# Stated problem 1
In the patch email, what is the stated purpose of the Linux network stack's allocation page cache?

# Page text
--- start ---
* [PATCH net-next] avoid fragmenting page memory with netdev_alloc_cache
@ 2021-02-12 0:18 Ronak Doshi
2021-02-12 1:45 ` kernel test robot
2021-02-24 19:31 ` Ronak Doshi
0 siblings, 2 replies; 3+ messages in thread
From: Ronak Doshi @ 2021-02-12 0:18 UTC (permalink / raw)
To: netdev
Cc: Ronak Doshi, Todd Sabin,
maintainer:VMWARE VMXNET3 ETHERNET DRIVER, David S. Miller,
Jakub Kicinski, Jonathan Lemon, Willem de Bruijn, Randy Dunlap,
Kevin Hao, Aleksandr Nogikh, Pablo Neira Ayuso, Jakub Sitnicki,
Marco Elver, Dexuan Cui, Paolo Abeni, Miaohe Lin,
Guillaume Nault, Dongseok Yi, Yadu Kishore, open list
From: Todd Sabin <tsabin@vmware.com>
Linux network stack uses an allocation page cache for skbs. The
purpose is to reduce the number of page allocations that it needs to
make, and it works by allocating a group of pages, and then
sub-allocating skb memory from them. When all skbs referencing the
shared pages are freed, then the block of pages is finally freed.
--- end ---
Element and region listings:
--- start ---
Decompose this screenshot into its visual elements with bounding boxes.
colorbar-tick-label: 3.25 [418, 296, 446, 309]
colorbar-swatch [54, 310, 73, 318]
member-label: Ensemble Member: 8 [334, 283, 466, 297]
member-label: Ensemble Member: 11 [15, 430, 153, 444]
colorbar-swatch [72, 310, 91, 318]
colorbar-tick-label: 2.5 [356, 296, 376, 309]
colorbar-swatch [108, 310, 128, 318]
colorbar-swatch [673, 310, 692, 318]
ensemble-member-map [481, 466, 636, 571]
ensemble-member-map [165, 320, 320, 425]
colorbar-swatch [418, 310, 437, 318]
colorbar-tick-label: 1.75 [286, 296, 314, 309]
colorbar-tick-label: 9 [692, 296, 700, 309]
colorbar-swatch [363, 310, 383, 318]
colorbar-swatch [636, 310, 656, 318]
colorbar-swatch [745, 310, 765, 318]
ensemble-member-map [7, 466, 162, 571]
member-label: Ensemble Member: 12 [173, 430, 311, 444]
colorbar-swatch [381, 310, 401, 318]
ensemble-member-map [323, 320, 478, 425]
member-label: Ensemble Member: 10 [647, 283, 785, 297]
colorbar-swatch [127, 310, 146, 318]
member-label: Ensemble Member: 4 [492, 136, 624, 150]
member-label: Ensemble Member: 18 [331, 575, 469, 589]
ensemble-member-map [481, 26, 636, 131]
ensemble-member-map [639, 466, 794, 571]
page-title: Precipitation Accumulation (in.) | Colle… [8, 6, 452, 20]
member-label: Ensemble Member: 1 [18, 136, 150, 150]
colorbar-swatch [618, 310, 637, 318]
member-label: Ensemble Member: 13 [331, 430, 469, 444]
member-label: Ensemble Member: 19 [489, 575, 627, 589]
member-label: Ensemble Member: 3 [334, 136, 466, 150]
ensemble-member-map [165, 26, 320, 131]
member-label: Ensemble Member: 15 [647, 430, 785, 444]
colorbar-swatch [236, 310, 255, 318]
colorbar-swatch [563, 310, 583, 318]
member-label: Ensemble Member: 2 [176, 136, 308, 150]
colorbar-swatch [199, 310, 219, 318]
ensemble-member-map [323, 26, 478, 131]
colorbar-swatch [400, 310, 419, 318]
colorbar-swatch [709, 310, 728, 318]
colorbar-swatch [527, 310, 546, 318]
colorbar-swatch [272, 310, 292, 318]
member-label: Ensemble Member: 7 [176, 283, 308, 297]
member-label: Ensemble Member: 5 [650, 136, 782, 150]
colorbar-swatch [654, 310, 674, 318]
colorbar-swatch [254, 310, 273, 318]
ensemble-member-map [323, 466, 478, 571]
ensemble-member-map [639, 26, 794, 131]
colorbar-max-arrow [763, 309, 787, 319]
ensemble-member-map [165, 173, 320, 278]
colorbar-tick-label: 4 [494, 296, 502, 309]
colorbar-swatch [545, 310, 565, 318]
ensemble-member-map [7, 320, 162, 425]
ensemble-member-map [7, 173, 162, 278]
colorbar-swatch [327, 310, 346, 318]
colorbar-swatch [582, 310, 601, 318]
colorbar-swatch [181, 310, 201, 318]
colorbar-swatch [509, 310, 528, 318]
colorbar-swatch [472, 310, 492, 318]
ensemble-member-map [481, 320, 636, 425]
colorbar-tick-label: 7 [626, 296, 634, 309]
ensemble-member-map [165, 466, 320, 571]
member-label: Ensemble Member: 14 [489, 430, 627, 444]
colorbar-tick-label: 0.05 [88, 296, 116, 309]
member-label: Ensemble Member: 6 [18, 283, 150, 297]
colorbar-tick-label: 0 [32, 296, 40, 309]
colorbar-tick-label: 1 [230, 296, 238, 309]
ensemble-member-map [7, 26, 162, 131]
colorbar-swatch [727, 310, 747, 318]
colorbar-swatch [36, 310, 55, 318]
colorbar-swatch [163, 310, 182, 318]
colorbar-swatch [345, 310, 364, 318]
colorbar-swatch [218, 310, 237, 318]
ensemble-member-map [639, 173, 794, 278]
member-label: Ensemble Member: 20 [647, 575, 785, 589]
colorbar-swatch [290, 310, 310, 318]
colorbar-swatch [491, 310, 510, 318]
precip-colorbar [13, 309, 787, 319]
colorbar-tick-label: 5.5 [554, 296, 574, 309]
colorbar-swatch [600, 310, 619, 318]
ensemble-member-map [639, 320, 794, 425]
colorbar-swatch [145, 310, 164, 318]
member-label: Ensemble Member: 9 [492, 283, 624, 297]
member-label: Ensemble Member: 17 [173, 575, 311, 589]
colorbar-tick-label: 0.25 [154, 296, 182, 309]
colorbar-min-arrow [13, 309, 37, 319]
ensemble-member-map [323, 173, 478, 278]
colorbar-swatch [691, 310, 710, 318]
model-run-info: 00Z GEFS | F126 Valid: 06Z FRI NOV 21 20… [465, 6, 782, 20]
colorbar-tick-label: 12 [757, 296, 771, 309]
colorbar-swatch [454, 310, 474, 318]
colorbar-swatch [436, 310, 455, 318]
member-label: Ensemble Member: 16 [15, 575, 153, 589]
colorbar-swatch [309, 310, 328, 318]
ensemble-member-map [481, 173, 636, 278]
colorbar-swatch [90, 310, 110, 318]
--- end ---
# Stated problem 2
Convert the part of the records that opens with their first line and closes with the line containing "colorbar-swatch [72, 310, 91, 318]" into a JSON list of strings, one string per line, with blank lines left out.

# Worked answer 1
To reduce the number of page allocations it needs to make.

# Worked answer 2
[
  "Decompose this screenshot into its visual elements with bounding boxes.",
  "colorbar-tick-label: 3.25 [418, 296, 446, 309]",
  "colorbar-swatch [54, 310, 73, 318]",
  "member-label: Ensemble Member: 8 [334, 283, 466, 297]",
  "member-label: Ensemble Member: 11 [15, 430, 153, 444]",
  "colorbar-swatch [72, 310, 91, 318]"
]